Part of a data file
* * * * *
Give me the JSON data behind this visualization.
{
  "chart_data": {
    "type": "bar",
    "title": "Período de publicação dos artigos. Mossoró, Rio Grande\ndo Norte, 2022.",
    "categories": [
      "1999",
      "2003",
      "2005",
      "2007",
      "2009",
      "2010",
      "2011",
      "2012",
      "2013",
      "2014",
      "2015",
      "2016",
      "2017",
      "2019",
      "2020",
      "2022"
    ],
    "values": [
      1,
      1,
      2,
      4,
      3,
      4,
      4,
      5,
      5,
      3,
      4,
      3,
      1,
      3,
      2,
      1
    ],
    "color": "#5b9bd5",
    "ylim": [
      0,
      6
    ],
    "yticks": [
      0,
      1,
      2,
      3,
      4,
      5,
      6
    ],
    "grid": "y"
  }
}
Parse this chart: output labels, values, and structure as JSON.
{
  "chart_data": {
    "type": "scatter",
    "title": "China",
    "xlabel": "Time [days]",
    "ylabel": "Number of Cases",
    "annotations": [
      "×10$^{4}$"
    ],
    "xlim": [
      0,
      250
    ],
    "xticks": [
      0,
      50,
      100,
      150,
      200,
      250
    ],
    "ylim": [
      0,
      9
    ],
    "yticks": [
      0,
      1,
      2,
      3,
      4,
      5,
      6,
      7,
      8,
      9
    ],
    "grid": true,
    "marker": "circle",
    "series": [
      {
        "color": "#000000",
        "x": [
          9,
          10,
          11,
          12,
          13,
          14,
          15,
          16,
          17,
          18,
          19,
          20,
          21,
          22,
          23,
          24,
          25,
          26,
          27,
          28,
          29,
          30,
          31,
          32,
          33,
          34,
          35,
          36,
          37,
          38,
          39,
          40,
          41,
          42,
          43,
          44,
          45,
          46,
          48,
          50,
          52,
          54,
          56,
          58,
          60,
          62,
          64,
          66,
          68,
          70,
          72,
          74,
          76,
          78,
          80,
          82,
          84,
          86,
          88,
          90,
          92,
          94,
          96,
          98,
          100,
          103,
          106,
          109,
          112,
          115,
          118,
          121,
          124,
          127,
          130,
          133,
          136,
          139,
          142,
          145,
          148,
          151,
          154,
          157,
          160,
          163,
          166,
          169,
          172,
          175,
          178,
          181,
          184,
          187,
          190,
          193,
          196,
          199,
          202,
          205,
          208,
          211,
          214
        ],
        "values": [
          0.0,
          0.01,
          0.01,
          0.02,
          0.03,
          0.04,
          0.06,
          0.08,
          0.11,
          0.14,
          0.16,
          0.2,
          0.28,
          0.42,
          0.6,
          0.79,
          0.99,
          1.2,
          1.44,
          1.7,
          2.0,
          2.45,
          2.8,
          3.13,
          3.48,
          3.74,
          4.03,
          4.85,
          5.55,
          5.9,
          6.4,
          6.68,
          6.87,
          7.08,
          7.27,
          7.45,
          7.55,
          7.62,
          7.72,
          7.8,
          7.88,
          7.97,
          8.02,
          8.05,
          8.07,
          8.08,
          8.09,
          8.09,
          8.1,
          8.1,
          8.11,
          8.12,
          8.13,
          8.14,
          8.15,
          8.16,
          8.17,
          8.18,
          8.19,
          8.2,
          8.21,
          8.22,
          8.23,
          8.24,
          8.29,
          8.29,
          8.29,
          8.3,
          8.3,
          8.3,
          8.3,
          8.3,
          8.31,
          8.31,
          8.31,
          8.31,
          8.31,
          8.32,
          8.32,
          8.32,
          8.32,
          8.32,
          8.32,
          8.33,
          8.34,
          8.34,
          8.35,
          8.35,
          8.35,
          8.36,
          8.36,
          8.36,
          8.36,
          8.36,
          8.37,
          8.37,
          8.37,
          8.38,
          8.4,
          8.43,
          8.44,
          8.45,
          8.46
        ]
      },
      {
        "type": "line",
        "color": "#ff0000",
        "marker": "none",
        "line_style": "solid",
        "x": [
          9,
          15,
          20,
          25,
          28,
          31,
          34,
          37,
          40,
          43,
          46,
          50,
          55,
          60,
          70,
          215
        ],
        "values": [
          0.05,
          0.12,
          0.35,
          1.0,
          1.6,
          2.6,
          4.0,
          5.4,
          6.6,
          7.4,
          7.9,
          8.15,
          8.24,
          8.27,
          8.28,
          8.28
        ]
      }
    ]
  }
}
* * * * *
## Exercise objective
Go through the listing above and restate it word for word.

## Output below
Give me the JSON data behind this visualization.
{
  "chart_data": {
    "type": "bar",
    "title": "Período de publicação dos artigos. Mossoró, Rio Grande\ndo Norte, 2022.",
    "categories": [
      "1999",
      "2003",
      "2005",
      "2007",
      "2009",
      "2010",
      "2011",
      "2012",
      "2013",
      "2014",
      "2015",
      "2016",
      "2017",
      "2019",
      "2020",
      "2022"
    ],
    "values": [
      1,
      1,
      2,
      4,
      3,
      4,
      4,
      5,
      5,
      3,
      4,
      3,
      1,
      3,
      2,
      1
    ],
    "color": "#5b9bd5",
    "ylim": [
      0,
      6
    ],
    "yticks": [
      0,
      1,
      2,
      3,
      4,
      5,
      6
    ],
    "grid": "y"
  }
}
Parse this chart: output labels, values, and structure as JSON.
{
  "chart_data": {
    "type": "scatter",
    "title": "China",
    "xlabel": "Time [days]",
    "ylabel": "Number of Cases",
    "annotations": [
      "×10$^{4}$"
    ],
    "xlim": [
      0,
      250
    ],
    "xticks": [
      0,
      50,
      100,
      150,
      200,
      250
    ],
    "ylim": [
      0,
      9
    ],
    "yticks": [
      0,
      1,
      2,
      3,
      4,
      5,
      6,
      7,
      8,
      9
    ],
    "grid": true,
    "marker": "circle",
    "series": [
      {
        "color": "#000000",
        "x": [
          9,
          10,
          11,
          12,
          13,
          14,
          15,
          16,
          17,
          18,
          19,
          20,
          21,
          22,
          23,
          24,
          25,
          26,
          27,
          28,
          29,
          30,
          31,
          32,
          33,
          34,
          35,
          36,
          37,
          38,
          39,
          40,
          41,
          42,
          43,
          44,
          45,
          46,
          48,
          50,
          52,
          54,
          56,
          58,
          60,
          62,
          64,
          66,
          68,
          70,
          72,
          74,
          76,
          78,
          80,
          82,
          84,
          86,
          88,
          90,
          92,
          94,
          96,
          98,
          100,
          103,
          106,
          109,
          112,
          115,
          118,
          121,
          124,
          127,
          130,
          133,
          136,
          139,
          142,
          145,
          148,
          151,
          154,
          157,
          160,
          163,
          166,
          169,
          172,
          175,
          178,
          181,
          184,
          187,
          190,
          193,
          196,
          199,
          202,
          205,
          208,
          211,
          214
        ],
        "values": [
          0.0,
          0.01,
          0.01,
          0.02,
          0.03,
          0.04,
          0.06,
          0.08,
          0.11,
          0.14,
          0.16,
          0.2,
          0.28,
          0.42,
          0.6,
          0.79,
          0.99,
          1.2,
          1.44,
          1.7,
          2.0,
          2.45,
          2.8,
          3.13,
          3.48,
          3.74,
          4.03,
          4.85,
          5.55,
          5.9,
          6.4,
          6.68,
          6.87,
          7.08,
          7.27,
          7.45,
          7.55,
          7.62,
          7.72,
          7.8,
          7.88,
          7.97,
          8.02,
          8.05,
          8.07,
          8.08,
          8.09,
          8.09,
          8.1,
          8.1,
          8.11,
          8.12,
          8.13,
          8.14,
          8.15,
          8.16,
          8.17,
          8.18,
          8.19,
          8.2,
          8.21,
          8.22,
          8.23,
          8.24,
          8.29,
          8.29,
          8.29,
          8.3,
          8.3,
          8.3,
          8.3,
          8.3,
          8.31,
          8.31,
          8.31,
          8.31,
          8.31,
          8.32,
          8.32,
          8.32,
          8.32,
          8.32,
          8.32,
          8.33,
          8.34,
          8.34,
          8.35,
          8.35,
          8.35,
          8.36,
          8.36,
          8.36,
          8.36,
          8.36,
          8.37,
          8.37,
          8.37,
          8.38,
          8.4,
          8.43,
          8.44,
          8.45,
          8.46
        ]
      },
      {
        "type": "line",
        "color": "#ff0000",
        "marker": "none",
        "line_style": "solid",
        "x": [
          9,
          15,
          20,
          25,
          28,
          31,
          34,
          37,
          40,
          43,
          46,
          50,
          55,
          60,
          70,
          215
        ],
        "values": [
          0.05,
          0.12,
          0.35,
          1.0,
          1.6,
          2.6,
          4.0,
          5.4,
          6.6,
          7.4,
          7.9,
          8.15,
          8.24,
          8.27,
          8.28,
          8.28
        ]
      }
    ]
  }
}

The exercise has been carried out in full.